**Task goal**: Your job is to retype all of the data word for word, leaving every image out.

Part of a data file
======
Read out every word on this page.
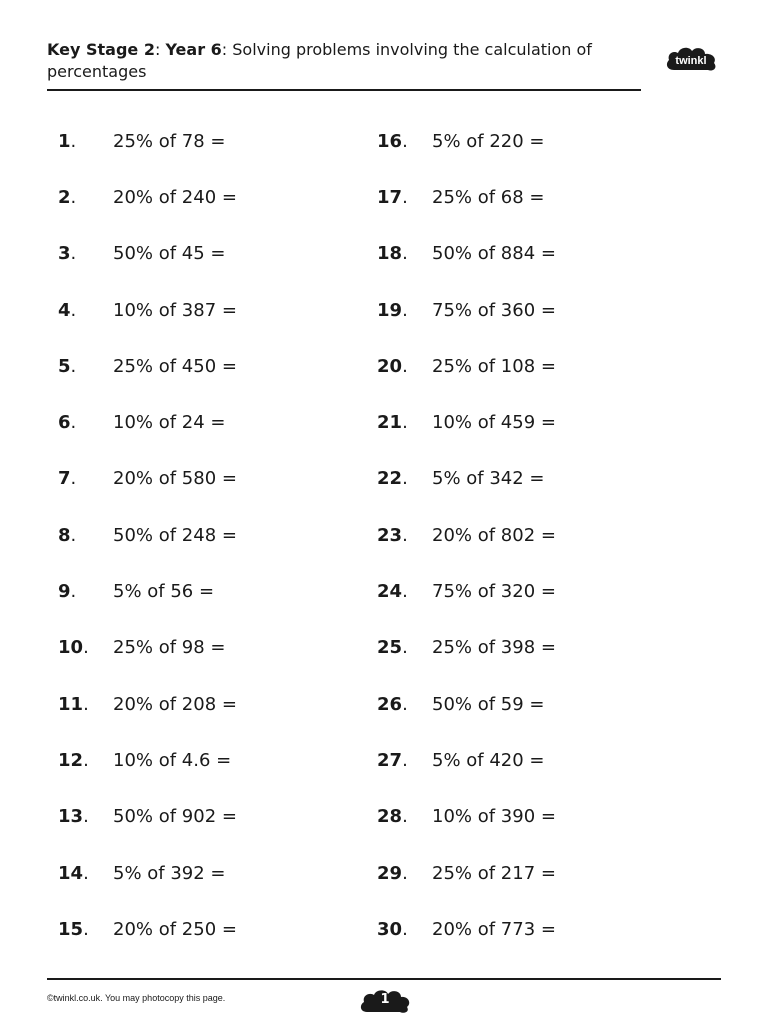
Key Stage 2: Year 6: Solving problems involving the calculation of percentages

twinkl
1.	25% of 78 =
2.	20% of 240 =
3.	50% of 45 =
4.	10% of 387 =
5.	25% of 450 =
6.	10% of 24 =
7.	20% of 580 =
8.	50% of 248 =
9.	5% of 56 =
10.	25% of 98 =
11.	20% of 208 =
12.	10% of 4.6 =
13.	50% of 902 =
14.	5% of 392 =
15.	20% of 250 =
16.	5% of 220 =
17.	25% of 68 =
18.	50% of 884 =
19.	75% of 360 =
20.	25% of 108 =
21.	10% of 459 =
22.	5% of 342 =
23.	20% of 802 =
24.	75% of 320 =
25.	25% of 398 =
26.	50% of 59 =
27.	5% of 420 =
28.	10% of 390 =
29.	25% of 217 =
30.	20% of 773 =
©twinkl.co.uk. You may photocopy this page.	1
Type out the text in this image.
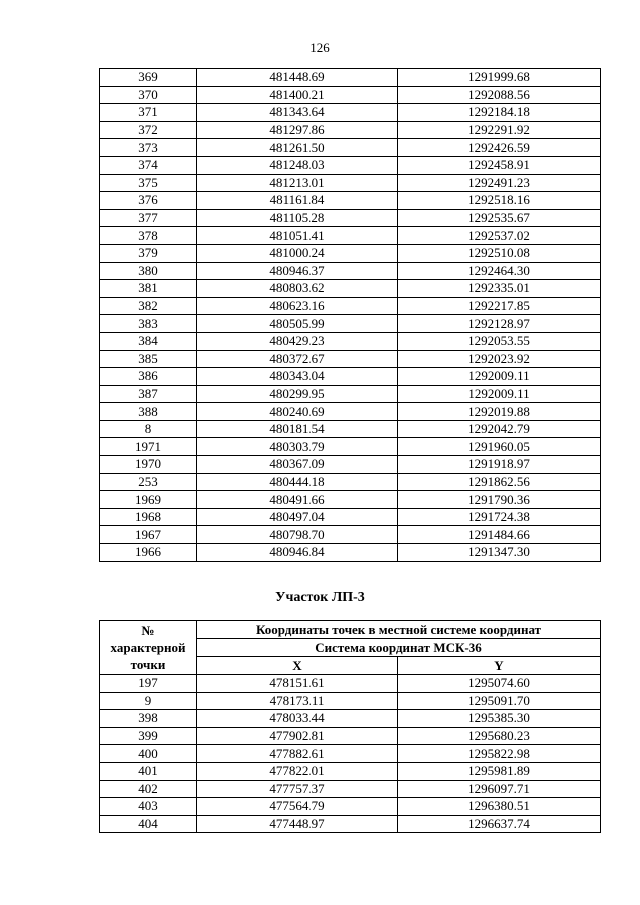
126
369	481448.69	1291999.68
370	481400.21	1292088.56
371	481343.64	1292184.18
372	481297.86	1292291.92
373	481261.50	1292426.59
374	481248.03	1292458.91
375	481213.01	1292491.23
376	481161.84	1292518.16
377	481105.28	1292535.67
378	481051.41	1292537.02
379	481000.24	1292510.08
380	480946.37	1292464.30
381	480803.62	1292335.01
382	480623.16	1292217.85
383	480505.99	1292128.97
384	480429.23	1292053.55
385	480372.67	1292023.92
386	480343.04	1292009.11
387	480299.95	1292009.11
388	480240.69	1292019.88
8	480181.54	1292042.79
1971	480303.79	1291960.05
1970	480367.09	1291918.97
253	480444.18	1291862.56
1969	480491.66	1291790.36
1968	480497.04	1291724.38
1967	480798.70	1291484.66
1966	480946.84	1291347.30
Участок ЛП-3
№
характерной
точки	Координаты точек в местной системе координат	
	Система координат МСК-36	
	X	Y
197	478151.61	1295074.60
9	478173.11	1295091.70
398	478033.44	1295385.30
399	477902.81	1295680.23
400	477882.61	1295822.98
401	477822.01	1295981.89
402	477757.37	1296097.71
403	477564.79	1296380.51
404	477448.97	1296637.74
======
**Solution to the exercise**:
Read out every word on this page.
Key Stage 2: Year 6: Solving problems involving the calculation of percentages

twinkl
1.	25% of 78 =
2.	20% of 240 =
3.	50% of 45 =
4.	10% of 387 =
5.	25% of 450 =
6.	10% of 24 =
7.	20% of 580 =
8.	50% of 248 =
9.	5% of 56 =
10.	25% of 98 =
11.	20% of 208 =
12.	10% of 4.6 =
13.	50% of 902 =
14.	5% of 392 =
15.	20% of 250 =
16.	5% of 220 =
17.	25% of 68 =
18.	50% of 884 =
19.	75% of 360 =
20.	25% of 108 =
21.	10% of 459 =
22.	5% of 342 =
23.	20% of 802 =
24.	75% of 320 =
25.	25% of 398 =
26.	50% of 59 =
27.	5% of 420 =
28.	10% of 390 =
29.	25% of 217 =
30.	20% of 773 =
©twinkl.co.uk. You may photocopy this page.	1
Type out the text in this image.
126
369	481448.69	1291999.68
370	481400.21	1292088.56
371	481343.64	1292184.18
372	481297.86	1292291.92
373	481261.50	1292426.59
374	481248.03	1292458.91
375	481213.01	1292491.23
376	481161.84	1292518.16
377	481105.28	1292535.67
378	481051.41	1292537.02
379	481000.24	1292510.08
380	480946.37	1292464.30
381	480803.62	1292335.01
382	480623.16	1292217.85
383	480505.99	1292128.97
384	480429.23	1292053.55
385	480372.67	1292023.92
386	480343.04	1292009.11
387	480299.95	1292009.11
388	480240.69	1292019.88
8	480181.54	1292042.79
1971	480303.79	1291960.05
1970	480367.09	1291918.97
253	480444.18	1291862.56
1969	480491.66	1291790.36
1968	480497.04	1291724.38
1967	480798.70	1291484.66
1966	480946.84	1291347.30
Участок ЛП-3
№
характерной
точки	Координаты точек в местной системе координат	
	Система координат МСК-36	
	X	Y
197	478151.61	1295074.60
9	478173.11	1295091.70
398	478033.44	1295385.30
399	477902.81	1295680.23
400	477882.61	1295822.98
401	477822.01	1295981.89
402	477757.37	1296097.71
403	477564.79	1296380.51
404	477448.97	1296637.74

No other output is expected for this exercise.